Look through the data below. Show each line where the string "name" occurs.

====== Dataset records

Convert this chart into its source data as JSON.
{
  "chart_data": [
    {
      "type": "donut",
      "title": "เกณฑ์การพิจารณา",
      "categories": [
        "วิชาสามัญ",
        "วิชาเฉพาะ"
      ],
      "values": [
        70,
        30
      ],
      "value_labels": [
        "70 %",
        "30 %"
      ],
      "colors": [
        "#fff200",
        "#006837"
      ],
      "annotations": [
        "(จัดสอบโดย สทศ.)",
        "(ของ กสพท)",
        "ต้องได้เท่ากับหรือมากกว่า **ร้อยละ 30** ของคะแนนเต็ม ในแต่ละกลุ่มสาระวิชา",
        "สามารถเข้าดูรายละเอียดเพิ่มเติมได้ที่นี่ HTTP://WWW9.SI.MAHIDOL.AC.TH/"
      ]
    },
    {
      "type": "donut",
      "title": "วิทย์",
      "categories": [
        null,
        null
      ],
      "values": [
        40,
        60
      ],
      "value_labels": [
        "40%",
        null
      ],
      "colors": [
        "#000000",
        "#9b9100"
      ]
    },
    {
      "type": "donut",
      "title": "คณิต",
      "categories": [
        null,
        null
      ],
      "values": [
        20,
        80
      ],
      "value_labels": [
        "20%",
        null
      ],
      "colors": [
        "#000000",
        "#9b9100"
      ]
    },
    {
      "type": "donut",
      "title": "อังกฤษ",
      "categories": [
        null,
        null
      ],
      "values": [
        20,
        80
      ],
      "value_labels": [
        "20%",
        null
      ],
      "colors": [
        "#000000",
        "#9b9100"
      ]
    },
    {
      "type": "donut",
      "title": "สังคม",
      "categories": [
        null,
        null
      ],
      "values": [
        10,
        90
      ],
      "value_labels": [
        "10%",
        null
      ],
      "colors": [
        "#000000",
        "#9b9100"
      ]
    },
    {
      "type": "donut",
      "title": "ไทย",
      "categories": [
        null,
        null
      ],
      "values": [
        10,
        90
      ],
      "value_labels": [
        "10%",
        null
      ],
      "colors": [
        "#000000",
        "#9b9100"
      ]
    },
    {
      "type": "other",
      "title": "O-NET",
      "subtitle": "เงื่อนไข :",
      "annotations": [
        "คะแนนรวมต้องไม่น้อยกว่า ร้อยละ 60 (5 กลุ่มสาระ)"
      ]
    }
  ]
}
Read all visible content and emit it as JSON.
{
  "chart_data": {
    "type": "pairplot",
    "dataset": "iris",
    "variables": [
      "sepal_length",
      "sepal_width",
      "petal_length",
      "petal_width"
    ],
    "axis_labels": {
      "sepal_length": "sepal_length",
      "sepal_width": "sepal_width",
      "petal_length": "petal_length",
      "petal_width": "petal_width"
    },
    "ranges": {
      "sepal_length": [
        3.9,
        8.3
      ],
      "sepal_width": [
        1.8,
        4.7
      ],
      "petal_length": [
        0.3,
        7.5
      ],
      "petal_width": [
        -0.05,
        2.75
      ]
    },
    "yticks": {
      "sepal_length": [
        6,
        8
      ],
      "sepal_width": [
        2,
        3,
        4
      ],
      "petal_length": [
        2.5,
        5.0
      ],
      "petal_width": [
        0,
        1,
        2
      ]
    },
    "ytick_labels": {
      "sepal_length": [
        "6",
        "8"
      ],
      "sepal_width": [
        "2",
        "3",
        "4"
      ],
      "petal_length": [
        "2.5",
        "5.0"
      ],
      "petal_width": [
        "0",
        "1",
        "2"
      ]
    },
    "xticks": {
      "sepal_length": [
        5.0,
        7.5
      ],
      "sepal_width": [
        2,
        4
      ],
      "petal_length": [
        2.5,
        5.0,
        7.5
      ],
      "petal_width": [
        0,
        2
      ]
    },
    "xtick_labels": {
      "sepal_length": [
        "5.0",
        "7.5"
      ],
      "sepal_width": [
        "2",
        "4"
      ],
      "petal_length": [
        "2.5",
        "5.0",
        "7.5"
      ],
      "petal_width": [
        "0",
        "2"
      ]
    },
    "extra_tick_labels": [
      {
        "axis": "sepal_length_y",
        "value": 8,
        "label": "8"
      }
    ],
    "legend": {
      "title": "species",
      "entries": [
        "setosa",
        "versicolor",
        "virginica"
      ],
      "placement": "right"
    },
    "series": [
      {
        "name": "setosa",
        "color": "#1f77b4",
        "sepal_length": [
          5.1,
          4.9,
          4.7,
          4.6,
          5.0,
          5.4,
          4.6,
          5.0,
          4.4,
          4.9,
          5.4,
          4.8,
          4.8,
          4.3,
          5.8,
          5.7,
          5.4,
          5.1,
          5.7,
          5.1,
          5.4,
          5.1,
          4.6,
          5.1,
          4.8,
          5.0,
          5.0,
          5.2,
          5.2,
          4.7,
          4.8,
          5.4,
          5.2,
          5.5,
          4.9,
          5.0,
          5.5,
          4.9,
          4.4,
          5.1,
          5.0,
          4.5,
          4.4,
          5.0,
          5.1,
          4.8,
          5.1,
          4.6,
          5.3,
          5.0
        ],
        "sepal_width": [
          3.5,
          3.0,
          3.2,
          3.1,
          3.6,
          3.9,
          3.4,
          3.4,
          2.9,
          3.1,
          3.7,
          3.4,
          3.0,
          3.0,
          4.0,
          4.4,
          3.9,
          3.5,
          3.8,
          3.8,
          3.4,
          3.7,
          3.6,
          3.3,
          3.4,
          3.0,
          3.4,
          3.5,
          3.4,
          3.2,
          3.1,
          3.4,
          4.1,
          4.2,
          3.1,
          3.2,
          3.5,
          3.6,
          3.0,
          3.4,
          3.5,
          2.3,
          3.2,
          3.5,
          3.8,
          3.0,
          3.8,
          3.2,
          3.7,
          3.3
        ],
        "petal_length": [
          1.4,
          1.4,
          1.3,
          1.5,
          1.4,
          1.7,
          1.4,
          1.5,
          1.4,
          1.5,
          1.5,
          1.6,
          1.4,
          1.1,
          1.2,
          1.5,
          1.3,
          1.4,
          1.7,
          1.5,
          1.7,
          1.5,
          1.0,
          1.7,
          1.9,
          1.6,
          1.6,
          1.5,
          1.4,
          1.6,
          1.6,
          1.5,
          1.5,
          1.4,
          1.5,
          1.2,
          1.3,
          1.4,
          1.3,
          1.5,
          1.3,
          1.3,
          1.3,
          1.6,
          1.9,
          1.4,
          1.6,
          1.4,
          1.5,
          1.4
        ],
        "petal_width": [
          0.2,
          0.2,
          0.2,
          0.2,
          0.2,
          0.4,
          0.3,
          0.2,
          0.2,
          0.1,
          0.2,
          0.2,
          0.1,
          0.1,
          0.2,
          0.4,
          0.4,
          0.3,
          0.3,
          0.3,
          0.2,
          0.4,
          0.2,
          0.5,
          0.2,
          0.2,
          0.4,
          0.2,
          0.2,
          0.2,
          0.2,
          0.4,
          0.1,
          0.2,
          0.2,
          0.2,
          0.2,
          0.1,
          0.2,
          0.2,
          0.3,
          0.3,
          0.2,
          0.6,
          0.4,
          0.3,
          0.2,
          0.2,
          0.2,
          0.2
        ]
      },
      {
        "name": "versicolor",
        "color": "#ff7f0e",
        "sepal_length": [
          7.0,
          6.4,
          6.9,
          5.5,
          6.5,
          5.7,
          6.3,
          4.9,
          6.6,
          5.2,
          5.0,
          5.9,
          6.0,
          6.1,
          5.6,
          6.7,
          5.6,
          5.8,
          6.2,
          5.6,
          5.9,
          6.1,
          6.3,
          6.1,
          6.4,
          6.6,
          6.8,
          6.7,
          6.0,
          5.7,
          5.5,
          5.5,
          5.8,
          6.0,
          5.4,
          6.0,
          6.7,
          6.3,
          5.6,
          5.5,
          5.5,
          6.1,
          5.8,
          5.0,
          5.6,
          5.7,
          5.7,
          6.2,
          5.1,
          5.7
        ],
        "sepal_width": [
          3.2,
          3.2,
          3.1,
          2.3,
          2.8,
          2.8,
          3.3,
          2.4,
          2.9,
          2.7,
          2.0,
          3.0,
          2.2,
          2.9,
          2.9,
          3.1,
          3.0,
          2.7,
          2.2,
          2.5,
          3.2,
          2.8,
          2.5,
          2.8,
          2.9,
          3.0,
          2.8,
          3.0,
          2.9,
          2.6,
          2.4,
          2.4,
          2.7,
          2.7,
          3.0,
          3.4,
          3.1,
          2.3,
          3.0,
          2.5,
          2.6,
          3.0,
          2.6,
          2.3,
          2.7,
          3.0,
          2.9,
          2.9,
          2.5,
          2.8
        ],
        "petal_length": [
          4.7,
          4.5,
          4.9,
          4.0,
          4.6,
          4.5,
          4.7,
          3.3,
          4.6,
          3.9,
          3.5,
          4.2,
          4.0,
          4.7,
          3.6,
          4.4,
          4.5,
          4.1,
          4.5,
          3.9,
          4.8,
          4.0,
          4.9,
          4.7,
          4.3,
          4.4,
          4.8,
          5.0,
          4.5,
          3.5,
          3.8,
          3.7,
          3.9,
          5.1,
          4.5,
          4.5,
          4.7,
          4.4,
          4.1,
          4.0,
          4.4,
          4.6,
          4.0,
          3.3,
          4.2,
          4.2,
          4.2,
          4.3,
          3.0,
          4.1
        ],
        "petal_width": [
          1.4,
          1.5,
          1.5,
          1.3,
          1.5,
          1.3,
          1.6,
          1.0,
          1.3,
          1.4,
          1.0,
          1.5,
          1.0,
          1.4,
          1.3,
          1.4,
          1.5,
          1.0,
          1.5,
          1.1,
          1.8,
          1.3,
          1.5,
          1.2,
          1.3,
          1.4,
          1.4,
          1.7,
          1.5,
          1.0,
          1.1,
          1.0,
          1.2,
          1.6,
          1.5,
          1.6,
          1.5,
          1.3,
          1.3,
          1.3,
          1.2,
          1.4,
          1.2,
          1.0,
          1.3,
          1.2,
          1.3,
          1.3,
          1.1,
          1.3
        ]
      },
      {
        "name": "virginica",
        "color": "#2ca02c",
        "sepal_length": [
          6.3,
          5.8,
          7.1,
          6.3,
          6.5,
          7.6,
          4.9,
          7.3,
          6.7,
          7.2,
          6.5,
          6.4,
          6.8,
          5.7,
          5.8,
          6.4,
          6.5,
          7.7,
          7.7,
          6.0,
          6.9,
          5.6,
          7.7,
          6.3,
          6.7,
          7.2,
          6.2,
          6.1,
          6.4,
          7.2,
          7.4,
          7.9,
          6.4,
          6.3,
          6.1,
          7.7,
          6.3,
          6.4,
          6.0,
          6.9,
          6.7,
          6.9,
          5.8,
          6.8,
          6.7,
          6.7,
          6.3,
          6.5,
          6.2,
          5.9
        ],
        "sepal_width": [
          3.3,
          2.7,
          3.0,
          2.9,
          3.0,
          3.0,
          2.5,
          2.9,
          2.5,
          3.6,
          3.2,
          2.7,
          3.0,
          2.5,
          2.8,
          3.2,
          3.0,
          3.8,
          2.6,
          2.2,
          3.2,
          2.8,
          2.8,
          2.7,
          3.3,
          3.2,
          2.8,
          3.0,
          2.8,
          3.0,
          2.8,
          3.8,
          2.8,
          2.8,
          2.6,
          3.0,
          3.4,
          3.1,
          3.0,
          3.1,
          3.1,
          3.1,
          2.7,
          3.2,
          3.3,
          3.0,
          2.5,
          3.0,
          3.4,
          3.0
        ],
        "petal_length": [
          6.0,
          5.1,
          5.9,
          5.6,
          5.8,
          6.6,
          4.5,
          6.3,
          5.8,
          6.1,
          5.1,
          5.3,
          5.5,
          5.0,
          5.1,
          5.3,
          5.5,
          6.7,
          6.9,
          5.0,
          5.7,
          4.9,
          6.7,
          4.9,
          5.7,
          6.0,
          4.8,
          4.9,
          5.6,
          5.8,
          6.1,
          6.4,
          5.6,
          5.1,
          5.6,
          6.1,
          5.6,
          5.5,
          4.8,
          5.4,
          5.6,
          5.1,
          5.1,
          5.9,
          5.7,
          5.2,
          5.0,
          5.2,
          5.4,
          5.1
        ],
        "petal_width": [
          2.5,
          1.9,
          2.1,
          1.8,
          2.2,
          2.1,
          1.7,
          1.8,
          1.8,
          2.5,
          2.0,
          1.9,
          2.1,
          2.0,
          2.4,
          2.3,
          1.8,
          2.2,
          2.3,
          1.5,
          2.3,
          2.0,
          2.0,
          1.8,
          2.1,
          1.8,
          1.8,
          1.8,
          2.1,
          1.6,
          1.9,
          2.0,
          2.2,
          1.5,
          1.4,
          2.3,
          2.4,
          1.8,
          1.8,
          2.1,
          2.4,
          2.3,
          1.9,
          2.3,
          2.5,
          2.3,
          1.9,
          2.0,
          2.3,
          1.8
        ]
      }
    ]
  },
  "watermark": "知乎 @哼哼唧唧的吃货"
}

============

Solution for this task
        "name": "setosa",
        "name": "versicolor",
        "name": "virginica",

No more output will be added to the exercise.